### Records for the task
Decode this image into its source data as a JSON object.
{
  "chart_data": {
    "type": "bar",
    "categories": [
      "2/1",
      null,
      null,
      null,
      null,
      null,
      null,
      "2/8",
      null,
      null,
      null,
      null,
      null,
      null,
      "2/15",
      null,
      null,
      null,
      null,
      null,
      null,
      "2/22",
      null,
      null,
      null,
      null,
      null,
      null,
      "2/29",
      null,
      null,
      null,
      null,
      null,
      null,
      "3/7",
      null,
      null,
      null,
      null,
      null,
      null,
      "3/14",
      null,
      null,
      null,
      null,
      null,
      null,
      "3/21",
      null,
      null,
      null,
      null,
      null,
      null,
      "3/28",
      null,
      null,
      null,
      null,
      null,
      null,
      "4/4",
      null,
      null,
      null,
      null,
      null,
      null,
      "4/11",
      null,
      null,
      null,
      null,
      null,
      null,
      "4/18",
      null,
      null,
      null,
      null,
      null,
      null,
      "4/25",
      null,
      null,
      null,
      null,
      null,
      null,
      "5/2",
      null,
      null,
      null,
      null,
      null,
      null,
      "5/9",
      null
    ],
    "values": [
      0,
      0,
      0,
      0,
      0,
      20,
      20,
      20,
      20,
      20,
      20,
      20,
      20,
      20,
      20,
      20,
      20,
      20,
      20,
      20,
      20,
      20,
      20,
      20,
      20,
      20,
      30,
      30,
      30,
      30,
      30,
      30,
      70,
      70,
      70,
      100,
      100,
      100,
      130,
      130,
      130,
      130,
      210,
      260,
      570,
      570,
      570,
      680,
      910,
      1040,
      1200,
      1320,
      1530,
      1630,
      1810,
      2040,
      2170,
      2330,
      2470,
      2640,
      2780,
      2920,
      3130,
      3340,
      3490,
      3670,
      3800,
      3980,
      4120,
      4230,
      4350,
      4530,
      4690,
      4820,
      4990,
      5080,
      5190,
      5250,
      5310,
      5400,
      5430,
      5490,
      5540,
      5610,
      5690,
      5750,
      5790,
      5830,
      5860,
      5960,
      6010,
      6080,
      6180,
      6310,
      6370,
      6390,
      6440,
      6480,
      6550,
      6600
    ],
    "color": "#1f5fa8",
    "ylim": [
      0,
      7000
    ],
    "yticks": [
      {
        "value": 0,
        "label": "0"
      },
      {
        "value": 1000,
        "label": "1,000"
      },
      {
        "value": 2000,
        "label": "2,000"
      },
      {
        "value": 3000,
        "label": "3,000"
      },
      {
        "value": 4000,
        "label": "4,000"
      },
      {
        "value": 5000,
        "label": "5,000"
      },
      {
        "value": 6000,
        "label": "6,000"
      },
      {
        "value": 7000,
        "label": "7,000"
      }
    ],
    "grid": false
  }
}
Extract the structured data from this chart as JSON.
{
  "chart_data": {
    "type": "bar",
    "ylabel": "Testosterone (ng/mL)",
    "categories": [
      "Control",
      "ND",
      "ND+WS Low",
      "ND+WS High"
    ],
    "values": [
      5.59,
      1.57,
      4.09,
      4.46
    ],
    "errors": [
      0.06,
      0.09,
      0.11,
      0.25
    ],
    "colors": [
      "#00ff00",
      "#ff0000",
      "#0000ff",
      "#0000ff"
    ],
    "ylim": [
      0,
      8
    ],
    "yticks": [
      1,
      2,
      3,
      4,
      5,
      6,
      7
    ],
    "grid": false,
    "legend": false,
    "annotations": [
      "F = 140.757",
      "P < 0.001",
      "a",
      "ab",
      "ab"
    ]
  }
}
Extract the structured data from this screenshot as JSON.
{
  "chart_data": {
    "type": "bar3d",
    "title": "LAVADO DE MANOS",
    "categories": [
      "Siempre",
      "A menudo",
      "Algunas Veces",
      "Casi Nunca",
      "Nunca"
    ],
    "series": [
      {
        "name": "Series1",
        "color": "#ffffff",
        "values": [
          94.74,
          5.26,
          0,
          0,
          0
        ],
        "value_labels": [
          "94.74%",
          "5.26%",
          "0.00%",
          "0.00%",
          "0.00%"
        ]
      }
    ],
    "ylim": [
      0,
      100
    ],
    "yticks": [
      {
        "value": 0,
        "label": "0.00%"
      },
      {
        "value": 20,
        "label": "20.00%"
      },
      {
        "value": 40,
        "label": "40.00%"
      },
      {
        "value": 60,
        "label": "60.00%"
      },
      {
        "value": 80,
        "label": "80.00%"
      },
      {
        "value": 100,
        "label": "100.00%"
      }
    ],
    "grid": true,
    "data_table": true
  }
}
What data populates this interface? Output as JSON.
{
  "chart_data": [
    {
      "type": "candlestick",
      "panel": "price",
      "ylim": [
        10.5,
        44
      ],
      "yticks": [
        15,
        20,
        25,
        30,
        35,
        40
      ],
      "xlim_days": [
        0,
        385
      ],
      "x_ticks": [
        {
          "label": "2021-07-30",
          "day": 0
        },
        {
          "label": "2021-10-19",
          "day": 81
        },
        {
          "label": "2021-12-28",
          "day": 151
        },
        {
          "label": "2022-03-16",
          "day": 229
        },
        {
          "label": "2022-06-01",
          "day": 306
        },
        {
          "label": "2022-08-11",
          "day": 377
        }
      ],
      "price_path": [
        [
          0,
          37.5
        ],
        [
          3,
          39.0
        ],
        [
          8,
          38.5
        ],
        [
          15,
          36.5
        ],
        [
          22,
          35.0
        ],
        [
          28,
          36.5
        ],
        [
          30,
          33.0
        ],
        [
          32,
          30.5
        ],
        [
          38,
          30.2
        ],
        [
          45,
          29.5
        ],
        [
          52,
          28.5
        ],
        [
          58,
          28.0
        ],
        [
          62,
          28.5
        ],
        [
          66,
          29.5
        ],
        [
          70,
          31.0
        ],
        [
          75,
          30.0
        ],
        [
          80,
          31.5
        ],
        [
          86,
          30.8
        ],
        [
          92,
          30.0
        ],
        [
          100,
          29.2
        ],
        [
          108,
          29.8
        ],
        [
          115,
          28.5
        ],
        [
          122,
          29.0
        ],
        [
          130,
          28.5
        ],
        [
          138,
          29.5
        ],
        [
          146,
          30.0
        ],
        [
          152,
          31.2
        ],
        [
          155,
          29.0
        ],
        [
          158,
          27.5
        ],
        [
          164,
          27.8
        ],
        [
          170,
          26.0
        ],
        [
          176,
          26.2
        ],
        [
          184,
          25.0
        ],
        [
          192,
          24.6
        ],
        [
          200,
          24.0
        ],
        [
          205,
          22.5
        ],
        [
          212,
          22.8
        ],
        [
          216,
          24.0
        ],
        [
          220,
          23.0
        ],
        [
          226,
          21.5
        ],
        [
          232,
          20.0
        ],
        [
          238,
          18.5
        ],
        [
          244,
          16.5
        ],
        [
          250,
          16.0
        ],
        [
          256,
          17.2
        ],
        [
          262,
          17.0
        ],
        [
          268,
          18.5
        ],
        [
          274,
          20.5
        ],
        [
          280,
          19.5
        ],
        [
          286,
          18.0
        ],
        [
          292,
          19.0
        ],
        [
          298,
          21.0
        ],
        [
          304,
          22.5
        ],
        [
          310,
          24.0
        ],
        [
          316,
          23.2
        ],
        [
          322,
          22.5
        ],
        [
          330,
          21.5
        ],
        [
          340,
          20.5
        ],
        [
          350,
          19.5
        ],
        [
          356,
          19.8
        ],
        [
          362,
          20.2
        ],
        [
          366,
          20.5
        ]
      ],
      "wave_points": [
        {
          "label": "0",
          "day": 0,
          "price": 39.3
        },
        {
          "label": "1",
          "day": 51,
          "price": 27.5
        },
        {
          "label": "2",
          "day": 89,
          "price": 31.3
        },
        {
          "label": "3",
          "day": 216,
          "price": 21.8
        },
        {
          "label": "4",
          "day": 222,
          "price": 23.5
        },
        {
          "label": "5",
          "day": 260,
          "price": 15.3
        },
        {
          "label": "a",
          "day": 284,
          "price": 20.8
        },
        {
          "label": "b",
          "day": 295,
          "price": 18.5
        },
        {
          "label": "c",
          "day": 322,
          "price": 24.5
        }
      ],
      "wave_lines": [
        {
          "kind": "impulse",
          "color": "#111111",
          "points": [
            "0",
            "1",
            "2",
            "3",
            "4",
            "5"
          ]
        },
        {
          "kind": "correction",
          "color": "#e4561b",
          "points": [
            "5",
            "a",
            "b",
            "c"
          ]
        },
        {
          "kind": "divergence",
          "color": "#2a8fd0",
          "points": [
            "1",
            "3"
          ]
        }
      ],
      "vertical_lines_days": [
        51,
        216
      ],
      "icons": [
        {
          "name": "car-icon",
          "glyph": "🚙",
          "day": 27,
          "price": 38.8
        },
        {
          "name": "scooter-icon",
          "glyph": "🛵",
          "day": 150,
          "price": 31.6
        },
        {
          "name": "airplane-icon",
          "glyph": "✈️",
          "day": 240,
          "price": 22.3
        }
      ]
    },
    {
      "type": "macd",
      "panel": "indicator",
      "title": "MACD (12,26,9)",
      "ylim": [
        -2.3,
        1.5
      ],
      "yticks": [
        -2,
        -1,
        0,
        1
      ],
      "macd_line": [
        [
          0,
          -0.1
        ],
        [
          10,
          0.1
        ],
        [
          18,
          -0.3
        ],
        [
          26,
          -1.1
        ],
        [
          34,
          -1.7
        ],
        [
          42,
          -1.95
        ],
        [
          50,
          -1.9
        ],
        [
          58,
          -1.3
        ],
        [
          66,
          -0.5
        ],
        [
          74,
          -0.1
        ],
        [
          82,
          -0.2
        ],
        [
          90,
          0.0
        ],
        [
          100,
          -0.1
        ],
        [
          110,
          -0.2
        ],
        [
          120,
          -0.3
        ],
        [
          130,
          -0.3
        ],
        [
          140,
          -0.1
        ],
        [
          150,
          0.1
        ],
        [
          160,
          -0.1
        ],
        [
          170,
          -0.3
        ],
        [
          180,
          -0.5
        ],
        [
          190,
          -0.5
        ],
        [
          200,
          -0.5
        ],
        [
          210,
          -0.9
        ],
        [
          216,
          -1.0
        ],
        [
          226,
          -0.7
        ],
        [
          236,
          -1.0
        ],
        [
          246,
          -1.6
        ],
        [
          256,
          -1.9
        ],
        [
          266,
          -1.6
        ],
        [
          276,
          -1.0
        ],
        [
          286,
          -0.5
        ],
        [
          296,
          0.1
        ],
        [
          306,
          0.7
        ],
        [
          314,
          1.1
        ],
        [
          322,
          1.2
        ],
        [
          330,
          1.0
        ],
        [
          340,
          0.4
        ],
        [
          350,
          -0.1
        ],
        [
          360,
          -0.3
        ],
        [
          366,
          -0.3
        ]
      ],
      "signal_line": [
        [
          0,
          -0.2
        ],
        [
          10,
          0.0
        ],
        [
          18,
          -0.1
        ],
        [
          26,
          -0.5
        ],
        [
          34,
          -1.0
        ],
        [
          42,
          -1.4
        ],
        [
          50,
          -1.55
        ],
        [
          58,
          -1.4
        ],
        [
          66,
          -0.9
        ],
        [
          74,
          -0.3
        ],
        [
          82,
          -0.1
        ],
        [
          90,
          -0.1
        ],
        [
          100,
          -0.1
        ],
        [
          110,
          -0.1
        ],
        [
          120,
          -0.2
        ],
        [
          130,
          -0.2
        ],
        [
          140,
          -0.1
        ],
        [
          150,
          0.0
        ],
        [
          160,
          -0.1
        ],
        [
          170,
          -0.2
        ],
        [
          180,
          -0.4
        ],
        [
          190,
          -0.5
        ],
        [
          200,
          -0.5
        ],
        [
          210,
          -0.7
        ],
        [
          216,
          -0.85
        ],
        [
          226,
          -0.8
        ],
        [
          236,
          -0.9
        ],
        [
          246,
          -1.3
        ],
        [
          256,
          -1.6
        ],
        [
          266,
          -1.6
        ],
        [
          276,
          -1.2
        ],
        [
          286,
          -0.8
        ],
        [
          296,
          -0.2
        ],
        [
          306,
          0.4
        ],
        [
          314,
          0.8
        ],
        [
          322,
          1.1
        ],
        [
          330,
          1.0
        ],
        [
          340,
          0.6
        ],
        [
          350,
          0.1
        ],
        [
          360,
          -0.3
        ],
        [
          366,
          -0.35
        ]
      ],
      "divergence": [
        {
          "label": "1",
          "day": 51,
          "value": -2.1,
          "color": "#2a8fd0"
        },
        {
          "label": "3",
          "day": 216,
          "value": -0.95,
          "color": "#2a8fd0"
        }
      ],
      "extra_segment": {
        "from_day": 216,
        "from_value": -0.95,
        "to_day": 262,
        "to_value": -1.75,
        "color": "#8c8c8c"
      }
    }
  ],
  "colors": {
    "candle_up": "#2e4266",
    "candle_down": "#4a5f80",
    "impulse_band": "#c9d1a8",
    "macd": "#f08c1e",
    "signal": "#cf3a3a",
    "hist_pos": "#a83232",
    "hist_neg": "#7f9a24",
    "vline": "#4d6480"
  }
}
######
*Instructions for the task*
Pick out lines containing the word "type", each one as written.

*Task solution*
    "type": "bar",
    "type": "bar",
    "type": "bar3d",
      "type": "candlestick",
      "type": "macd",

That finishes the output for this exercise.